AIM: Give the number of lines that contain the string "orig", and nothing else.

(Items from a figure collection)
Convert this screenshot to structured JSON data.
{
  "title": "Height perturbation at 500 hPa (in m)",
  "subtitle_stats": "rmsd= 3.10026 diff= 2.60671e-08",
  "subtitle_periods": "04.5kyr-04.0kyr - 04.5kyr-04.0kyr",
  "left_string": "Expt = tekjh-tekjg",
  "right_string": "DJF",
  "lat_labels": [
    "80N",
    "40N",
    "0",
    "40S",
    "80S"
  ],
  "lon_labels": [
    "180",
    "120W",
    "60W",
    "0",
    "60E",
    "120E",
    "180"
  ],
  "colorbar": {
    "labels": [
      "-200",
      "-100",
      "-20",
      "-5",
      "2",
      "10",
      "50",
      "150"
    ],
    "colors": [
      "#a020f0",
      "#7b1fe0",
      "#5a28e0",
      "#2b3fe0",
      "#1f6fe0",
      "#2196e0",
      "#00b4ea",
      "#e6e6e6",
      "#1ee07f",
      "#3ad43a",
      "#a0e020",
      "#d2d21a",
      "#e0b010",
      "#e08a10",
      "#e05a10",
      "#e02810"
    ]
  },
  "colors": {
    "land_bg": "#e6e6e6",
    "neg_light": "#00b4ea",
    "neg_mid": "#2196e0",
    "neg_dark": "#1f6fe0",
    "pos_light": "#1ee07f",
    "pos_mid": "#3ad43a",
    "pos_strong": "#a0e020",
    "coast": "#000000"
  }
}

--

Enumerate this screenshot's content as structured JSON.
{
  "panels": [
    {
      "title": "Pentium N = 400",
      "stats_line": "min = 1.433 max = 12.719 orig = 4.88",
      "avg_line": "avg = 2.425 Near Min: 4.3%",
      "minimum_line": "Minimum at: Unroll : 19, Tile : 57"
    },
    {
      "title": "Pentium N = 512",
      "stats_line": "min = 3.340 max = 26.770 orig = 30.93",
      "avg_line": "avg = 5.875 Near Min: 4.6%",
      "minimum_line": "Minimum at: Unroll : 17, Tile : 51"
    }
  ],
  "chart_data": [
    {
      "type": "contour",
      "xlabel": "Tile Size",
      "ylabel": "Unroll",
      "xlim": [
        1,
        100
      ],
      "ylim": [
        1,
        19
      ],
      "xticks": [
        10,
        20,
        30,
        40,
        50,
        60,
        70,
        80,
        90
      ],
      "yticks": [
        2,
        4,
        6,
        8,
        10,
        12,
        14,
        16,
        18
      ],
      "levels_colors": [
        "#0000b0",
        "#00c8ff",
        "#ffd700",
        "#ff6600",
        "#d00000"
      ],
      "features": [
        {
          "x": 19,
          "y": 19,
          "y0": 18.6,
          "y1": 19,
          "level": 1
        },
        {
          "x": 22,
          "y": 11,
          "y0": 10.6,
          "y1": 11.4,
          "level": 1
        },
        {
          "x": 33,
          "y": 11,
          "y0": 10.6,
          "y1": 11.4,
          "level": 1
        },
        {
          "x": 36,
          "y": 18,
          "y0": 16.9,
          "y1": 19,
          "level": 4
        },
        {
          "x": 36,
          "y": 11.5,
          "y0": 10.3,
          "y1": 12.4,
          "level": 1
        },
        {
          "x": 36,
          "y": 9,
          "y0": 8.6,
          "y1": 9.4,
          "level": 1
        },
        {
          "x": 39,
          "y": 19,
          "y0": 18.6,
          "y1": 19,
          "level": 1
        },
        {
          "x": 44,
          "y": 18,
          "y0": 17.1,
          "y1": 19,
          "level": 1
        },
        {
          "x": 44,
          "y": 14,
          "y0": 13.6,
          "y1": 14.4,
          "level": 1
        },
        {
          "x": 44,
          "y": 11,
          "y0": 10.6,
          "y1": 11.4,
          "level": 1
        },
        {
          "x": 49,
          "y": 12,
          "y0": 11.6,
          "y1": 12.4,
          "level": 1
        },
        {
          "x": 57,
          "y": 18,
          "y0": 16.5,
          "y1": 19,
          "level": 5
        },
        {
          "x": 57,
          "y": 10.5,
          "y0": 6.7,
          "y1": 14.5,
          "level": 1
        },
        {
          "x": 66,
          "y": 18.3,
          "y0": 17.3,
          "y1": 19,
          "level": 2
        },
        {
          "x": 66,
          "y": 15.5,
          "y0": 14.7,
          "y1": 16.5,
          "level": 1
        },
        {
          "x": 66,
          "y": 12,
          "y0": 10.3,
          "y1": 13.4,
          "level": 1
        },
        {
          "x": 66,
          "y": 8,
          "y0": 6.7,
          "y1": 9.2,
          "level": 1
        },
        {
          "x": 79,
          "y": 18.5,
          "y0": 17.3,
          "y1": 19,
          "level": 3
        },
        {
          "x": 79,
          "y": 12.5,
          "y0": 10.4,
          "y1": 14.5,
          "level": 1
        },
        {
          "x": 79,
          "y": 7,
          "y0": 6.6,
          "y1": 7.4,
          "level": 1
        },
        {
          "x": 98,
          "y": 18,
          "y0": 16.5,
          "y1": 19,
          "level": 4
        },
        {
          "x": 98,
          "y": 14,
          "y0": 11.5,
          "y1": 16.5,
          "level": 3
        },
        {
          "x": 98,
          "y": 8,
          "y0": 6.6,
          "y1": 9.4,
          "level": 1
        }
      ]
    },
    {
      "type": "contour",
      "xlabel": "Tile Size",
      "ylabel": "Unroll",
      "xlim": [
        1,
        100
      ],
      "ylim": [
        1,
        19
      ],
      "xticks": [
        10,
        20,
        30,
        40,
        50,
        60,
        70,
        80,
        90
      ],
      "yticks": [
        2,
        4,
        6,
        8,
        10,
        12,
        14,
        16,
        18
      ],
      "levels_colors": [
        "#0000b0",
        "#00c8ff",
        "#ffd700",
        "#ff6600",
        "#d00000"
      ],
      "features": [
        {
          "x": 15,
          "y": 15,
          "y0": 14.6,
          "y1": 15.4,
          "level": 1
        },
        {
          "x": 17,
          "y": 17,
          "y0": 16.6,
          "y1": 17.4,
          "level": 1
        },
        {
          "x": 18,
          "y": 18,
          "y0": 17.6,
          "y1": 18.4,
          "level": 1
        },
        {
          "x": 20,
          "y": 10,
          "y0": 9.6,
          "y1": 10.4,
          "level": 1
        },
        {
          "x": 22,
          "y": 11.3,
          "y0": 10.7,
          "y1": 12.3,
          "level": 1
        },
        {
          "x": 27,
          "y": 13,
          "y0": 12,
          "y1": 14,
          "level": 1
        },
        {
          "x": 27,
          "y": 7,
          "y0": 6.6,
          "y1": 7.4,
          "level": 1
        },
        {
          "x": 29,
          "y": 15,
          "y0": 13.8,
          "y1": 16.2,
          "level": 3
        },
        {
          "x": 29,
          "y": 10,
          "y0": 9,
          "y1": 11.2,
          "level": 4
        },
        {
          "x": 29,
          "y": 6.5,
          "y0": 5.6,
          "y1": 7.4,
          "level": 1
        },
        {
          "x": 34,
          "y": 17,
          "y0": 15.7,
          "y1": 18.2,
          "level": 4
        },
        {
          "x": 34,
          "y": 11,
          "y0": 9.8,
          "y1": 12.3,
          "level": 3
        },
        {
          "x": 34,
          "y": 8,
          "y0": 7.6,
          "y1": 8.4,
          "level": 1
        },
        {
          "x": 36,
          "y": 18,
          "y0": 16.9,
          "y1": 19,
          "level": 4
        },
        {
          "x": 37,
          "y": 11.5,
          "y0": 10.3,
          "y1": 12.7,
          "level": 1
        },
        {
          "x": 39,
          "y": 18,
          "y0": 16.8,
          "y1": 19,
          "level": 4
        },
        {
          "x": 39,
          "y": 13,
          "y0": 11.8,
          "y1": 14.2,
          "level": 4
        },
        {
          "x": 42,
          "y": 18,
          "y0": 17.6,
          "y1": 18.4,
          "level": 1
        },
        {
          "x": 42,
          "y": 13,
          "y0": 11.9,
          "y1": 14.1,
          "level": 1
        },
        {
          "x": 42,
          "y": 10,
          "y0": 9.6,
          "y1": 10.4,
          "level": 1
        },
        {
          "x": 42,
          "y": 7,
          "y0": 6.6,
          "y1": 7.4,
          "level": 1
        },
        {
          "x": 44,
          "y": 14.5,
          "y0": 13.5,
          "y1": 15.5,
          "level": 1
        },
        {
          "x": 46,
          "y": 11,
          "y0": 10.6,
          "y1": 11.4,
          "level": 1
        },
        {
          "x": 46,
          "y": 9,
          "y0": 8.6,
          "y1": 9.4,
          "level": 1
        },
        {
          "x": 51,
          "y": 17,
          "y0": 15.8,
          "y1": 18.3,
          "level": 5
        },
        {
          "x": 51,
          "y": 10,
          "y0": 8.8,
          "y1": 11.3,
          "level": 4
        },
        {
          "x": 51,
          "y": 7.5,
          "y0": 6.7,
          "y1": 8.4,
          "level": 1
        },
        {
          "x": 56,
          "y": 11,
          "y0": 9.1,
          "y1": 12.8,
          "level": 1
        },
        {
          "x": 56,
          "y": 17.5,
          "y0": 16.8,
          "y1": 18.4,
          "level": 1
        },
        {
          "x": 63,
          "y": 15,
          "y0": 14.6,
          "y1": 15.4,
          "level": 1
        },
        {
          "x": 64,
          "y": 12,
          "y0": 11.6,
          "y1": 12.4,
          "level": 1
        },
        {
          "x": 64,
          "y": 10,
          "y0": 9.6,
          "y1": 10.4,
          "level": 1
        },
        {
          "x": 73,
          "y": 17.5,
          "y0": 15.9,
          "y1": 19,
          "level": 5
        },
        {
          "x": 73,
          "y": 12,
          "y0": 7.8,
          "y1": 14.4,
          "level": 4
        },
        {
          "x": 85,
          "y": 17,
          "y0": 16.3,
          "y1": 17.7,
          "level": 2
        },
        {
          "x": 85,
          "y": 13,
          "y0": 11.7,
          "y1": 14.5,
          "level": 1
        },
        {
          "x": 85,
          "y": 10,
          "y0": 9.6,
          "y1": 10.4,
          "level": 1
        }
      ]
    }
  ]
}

WRITTEN RESPONSE: 2